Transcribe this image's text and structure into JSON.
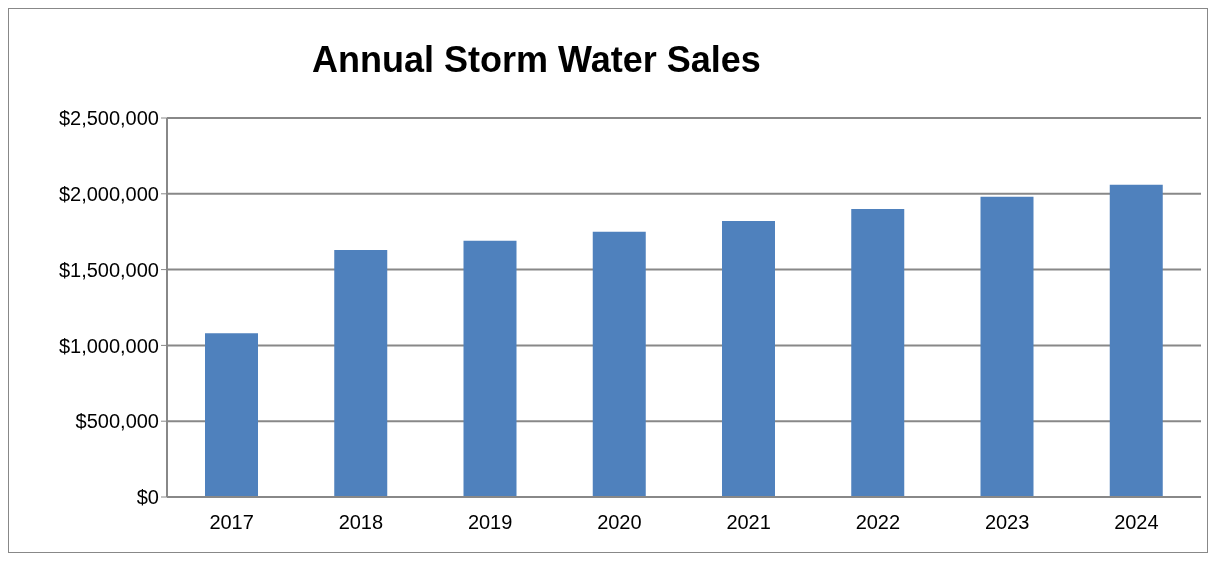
{
  "chart_data": {
    "type": "bar",
    "title": "Annual Storm Water Sales",
    "categories": [
      "2017",
      "2018",
      "2019",
      "2020",
      "2021",
      "2022",
      "2023",
      "2024"
    ],
    "values": [
      1080000,
      1630000,
      1690000,
      1750000,
      1820000,
      1900000,
      1980000,
      2060000
    ],
    "color": "#4f81bd",
    "ylim": [
      0,
      2500000
    ],
    "yticks": [
      {
        "value": 0,
        "label": "$0"
      },
      {
        "value": 500000,
        "label": "$500,000"
      },
      {
        "value": 1000000,
        "label": "$1,000,000"
      },
      {
        "value": 1500000,
        "label": "$1,500,000"
      },
      {
        "value": 2000000,
        "label": "$2,000,000"
      },
      {
        "value": 2500000,
        "label": "$2,500,000"
      }
    ],
    "grid": "y",
    "legend": false
  }
}
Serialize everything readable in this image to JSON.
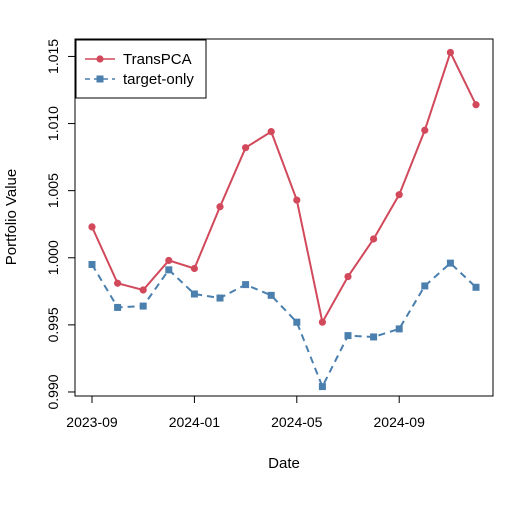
{
  "chart_data": {
    "type": "line",
    "title": "",
    "xlabel": "Date",
    "ylabel": "Portfolio Value",
    "x": [
      "2023-09",
      "2023-10",
      "2023-11",
      "2023-12",
      "2024-01",
      "2024-02",
      "2024-03",
      "2024-04",
      "2024-05",
      "2024-06",
      "2024-07",
      "2024-08",
      "2024-09",
      "2024-10",
      "2024-11",
      "2024-12"
    ],
    "xticks": [
      {
        "value": "2023-09",
        "label": "2023-09"
      },
      {
        "value": "2024-01",
        "label": "2024-01"
      },
      {
        "value": "2024-05",
        "label": "2024-05"
      },
      {
        "value": "2024-09",
        "label": "2024-09"
      }
    ],
    "yticks": [
      {
        "value": 0.99,
        "label": "0.990"
      },
      {
        "value": 0.995,
        "label": "0.995"
      },
      {
        "value": 1.0,
        "label": "1.000"
      },
      {
        "value": 1.005,
        "label": "1.005"
      },
      {
        "value": 1.01,
        "label": "1.010"
      },
      {
        "value": 1.015,
        "label": "1.015"
      }
    ],
    "ylim": [
      0.9897,
      1.0163
    ],
    "grid": false,
    "legend_position": "top-left",
    "series": [
      {
        "name": "TransPCA",
        "color": "#d1495b",
        "marker": "circle",
        "line_style": "solid",
        "values": [
          1.0023,
          0.9981,
          0.9976,
          0.9998,
          0.9992,
          1.0038,
          1.0082,
          1.0094,
          1.0043,
          0.9952,
          0.9986,
          1.0014,
          1.0047,
          1.0095,
          1.0153,
          1.0114
        ]
      },
      {
        "name": "target-only",
        "color": "#4a7fae",
        "marker": "square",
        "line_style": "dashed",
        "values": [
          0.9995,
          0.9963,
          0.9964,
          0.9991,
          0.9973,
          0.997,
          0.998,
          0.9972,
          0.9952,
          0.9904,
          0.9942,
          0.9941,
          0.9947,
          0.9979,
          0.9996,
          0.9978
        ]
      }
    ]
  }
}
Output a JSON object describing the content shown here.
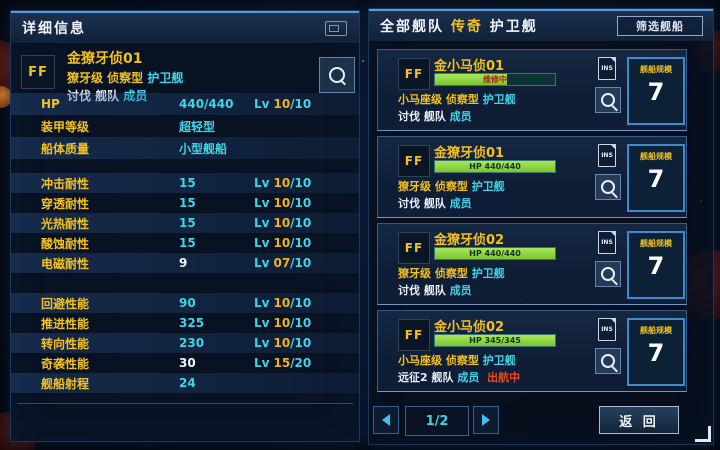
{
  "colors": {
    "accent_yellow": "#f2c11e",
    "accent_cyan": "#3fd4e6",
    "hp_green": "#8ed23c",
    "alert_red": "#e8491e",
    "panel_blue": "#0a1a30"
  },
  "left_panel": {
    "title": "详细信息",
    "ship": {
      "badge": "FF",
      "name": "金獠牙侦01",
      "class_line": "獠牙级 侦察型",
      "ship_type": "护卫舰",
      "fleet_line": "讨伐 舰队",
      "member": "成员"
    },
    "stats": [
      {
        "label": "HP",
        "value": "440/440",
        "lv_label": "Lv",
        "lv_num": "10",
        "lv_max": "/10"
      },
      {
        "label": "装甲等级",
        "value": "超轻型",
        "lv_label": "",
        "lv_num": "",
        "lv_max": ""
      },
      {
        "label": "船体质量",
        "value": "小型舰船",
        "lv_label": "",
        "lv_num": "",
        "lv_max": ""
      },
      {
        "label": "冲击耐性",
        "value": "15",
        "lv_label": "Lv",
        "lv_num": "10",
        "lv_max": "/10"
      },
      {
        "label": "穿透耐性",
        "value": "15",
        "lv_label": "Lv",
        "lv_num": "10",
        "lv_max": "/10"
      },
      {
        "label": "光热耐性",
        "value": "15",
        "lv_label": "Lv",
        "lv_num": "10",
        "lv_max": "/10"
      },
      {
        "label": "酸蚀耐性",
        "value": "15",
        "lv_label": "Lv",
        "lv_num": "10",
        "lv_max": "/10"
      },
      {
        "label": "电磁耐性",
        "value": "9",
        "lv_label": "Lv",
        "lv_num": "07",
        "lv_max": "/10"
      },
      {
        "label": "回避性能",
        "value": "90",
        "lv_label": "Lv",
        "lv_num": "10",
        "lv_max": "/10"
      },
      {
        "label": "推进性能",
        "value": "325",
        "lv_label": "Lv",
        "lv_num": "10",
        "lv_max": "/10"
      },
      {
        "label": "转向性能",
        "value": "230",
        "lv_label": "Lv",
        "lv_num": "10",
        "lv_max": "/10"
      },
      {
        "label": "奇袭性能",
        "value": "30",
        "lv_label": "Lv",
        "lv_num": "15",
        "lv_max": "/20"
      },
      {
        "label": "舰船射程",
        "value": "24",
        "lv_label": "",
        "lv_num": "",
        "lv_max": ""
      }
    ]
  },
  "right_panel": {
    "title_all": "全部舰队",
    "title_legend": "传奇",
    "title_type": "护卫舰",
    "filter_button": "筛选舰船",
    "cards": [
      {
        "badge": "FF",
        "name": "金小马侦01",
        "bar_text": "维修中",
        "bar_fill": "60%",
        "class_line": "小马座级 侦察型",
        "ship_type": "护卫舰",
        "fleet_line": "讨伐 舰队",
        "member": "成员",
        "status": "",
        "ins_label": "INS",
        "scale_label": "舰船规模",
        "scale_value": "7"
      },
      {
        "badge": "FF",
        "name": "金獠牙侦01",
        "bar_text": "HP 440/440",
        "bar_fill": "100%",
        "class_line": "獠牙级 侦察型",
        "ship_type": "护卫舰",
        "fleet_line": "讨伐 舰队",
        "member": "成员",
        "status": "",
        "ins_label": "INS",
        "scale_label": "舰船规模",
        "scale_value": "7"
      },
      {
        "badge": "FF",
        "name": "金獠牙侦02",
        "bar_text": "HP 440/440",
        "bar_fill": "100%",
        "class_line": "獠牙级 侦察型",
        "ship_type": "护卫舰",
        "fleet_line": "讨伐 舰队",
        "member": "成员",
        "status": "",
        "ins_label": "INS",
        "scale_label": "舰船规模",
        "scale_value": "7"
      },
      {
        "badge": "FF",
        "name": "金小马侦02",
        "bar_text": "HP 345/345",
        "bar_fill": "100%",
        "class_line": "小马座级 侦察型",
        "ship_type": "护卫舰",
        "fleet_line": "远征2 舰队",
        "member": "成员",
        "status": "出航中",
        "ins_label": "INS",
        "scale_label": "舰船规模",
        "scale_value": "7"
      }
    ],
    "pagination": {
      "page": "1/2"
    },
    "back_button": "返 回"
  }
}
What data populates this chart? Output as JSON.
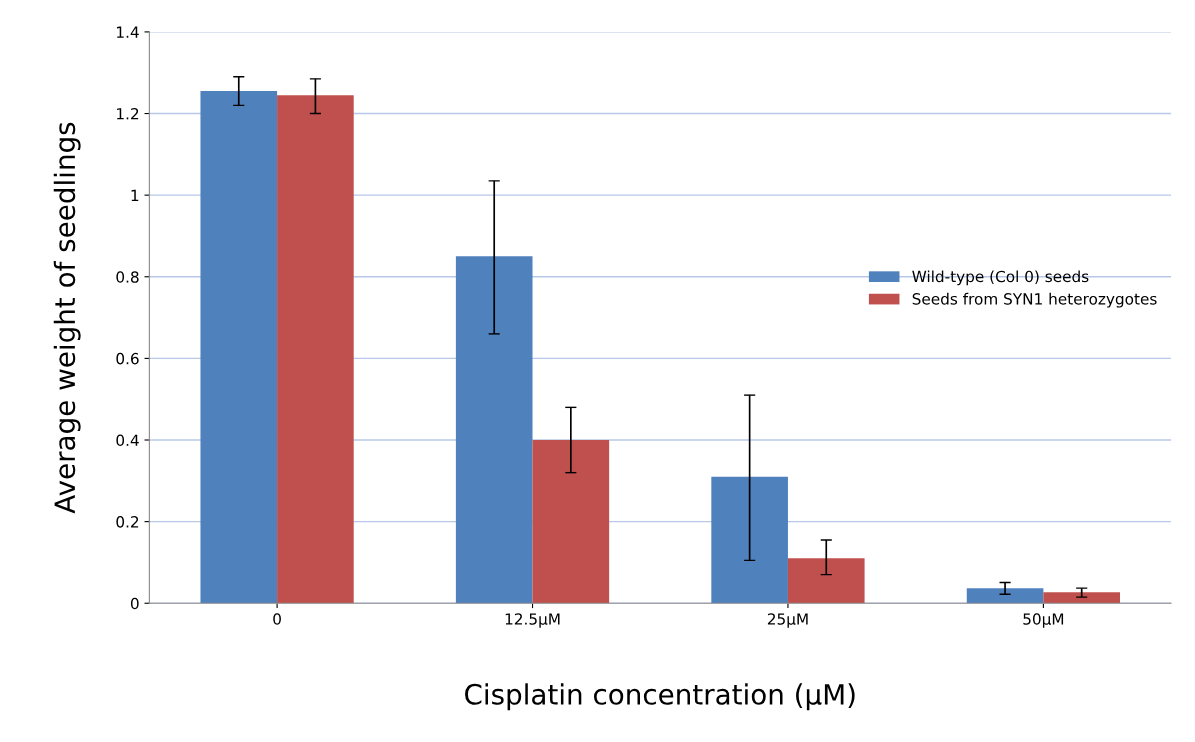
{
  "chart_data": {
    "type": "bar",
    "xlabel": "Cisplatin concentration (µM)",
    "ylabel": "Average weight of seedlings",
    "categories": [
      "0",
      "12.5µM",
      "25µM",
      "50µM"
    ],
    "series": [
      {
        "name": "Wild-type (Col 0) seeds",
        "color": "#4f81bd",
        "values": [
          1.255,
          0.85,
          0.31,
          0.037
        ],
        "errors": [
          [
            1.22,
            1.29
          ],
          [
            0.66,
            1.035
          ],
          [
            0.105,
            0.51
          ],
          [
            0.022,
            0.051
          ]
        ]
      },
      {
        "name": "Seeds from SYN1 heterozygotes",
        "color": "#c0504d",
        "values": [
          1.245,
          0.4,
          0.11,
          0.027
        ],
        "errors": [
          [
            1.2,
            1.285
          ],
          [
            0.32,
            0.48
          ],
          [
            0.07,
            0.155
          ],
          [
            0.015,
            0.037
          ]
        ]
      }
    ],
    "ylim": [
      0,
      1.4
    ],
    "yticks": [
      0,
      0.2,
      0.4,
      0.6,
      0.8,
      1,
      1.2,
      1.4
    ],
    "grid": "y",
    "legend": "right"
  }
}
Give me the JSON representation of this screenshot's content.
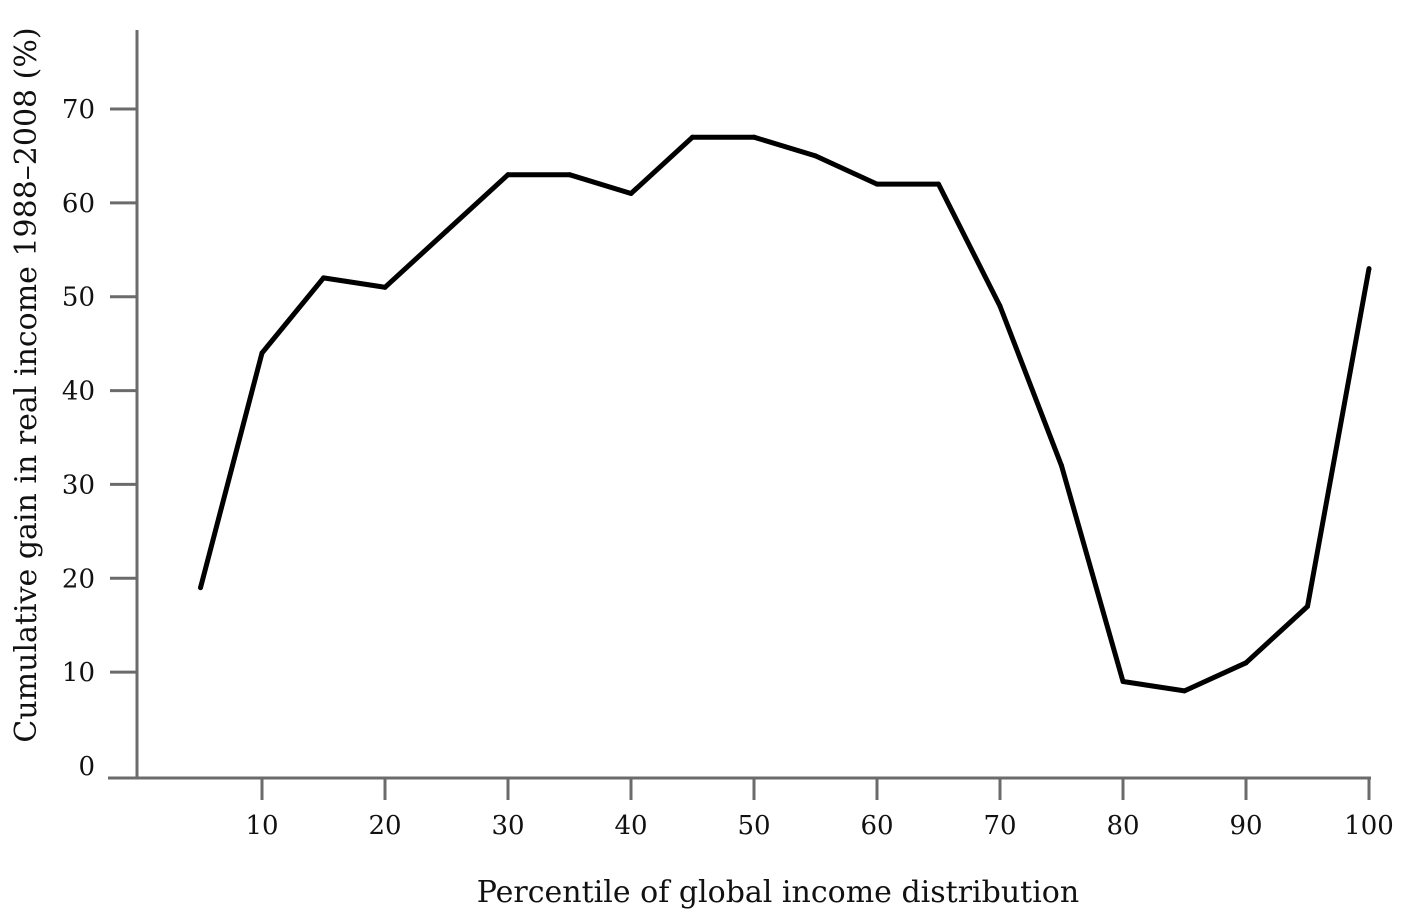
{
  "chart_data": {
    "type": "line",
    "xlabel": "Percentile of global income distribution",
    "ylabel": "Cumulative gain in real income 1988–2008 (%)",
    "xlim": [
      0,
      100
    ],
    "ylim": [
      0,
      70
    ],
    "x_ticks": [
      10,
      20,
      30,
      40,
      50,
      60,
      70,
      80,
      90,
      100
    ],
    "x_tick_labels": [
      "10",
      "20",
      "30",
      "40",
      "50",
      "60",
      "70",
      "80",
      "90",
      "100"
    ],
    "y_ticks": [
      0,
      10,
      20,
      30,
      40,
      50,
      60,
      70
    ],
    "y_tick_labels": [
      "0",
      "10",
      "20",
      "30",
      "40",
      "50",
      "60",
      "70"
    ],
    "grid": false,
    "legend": "none",
    "line_color": "#000000",
    "axis_color": "#6b6b6b",
    "series": [
      {
        "x": [
          5,
          10,
          15,
          20,
          25,
          30,
          35,
          40,
          45,
          50,
          55,
          60,
          65,
          70,
          75,
          80,
          85,
          90,
          95,
          100
        ],
        "y": [
          19,
          44,
          52,
          51,
          57,
          63,
          63,
          61,
          67,
          67,
          65,
          62,
          62,
          49,
          32,
          9,
          8,
          11,
          17,
          53
        ]
      }
    ]
  }
}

=====

• _Stated problem_:
Search the records for the word "ylabel", then list every line that has it.

• _Worked solution_:
    "ylabel": "Portfolio Value",
    "ylabel": "Average weight of seedlings",
    "ylabel": "Cumulative gain in real income 1988–2008 (%)",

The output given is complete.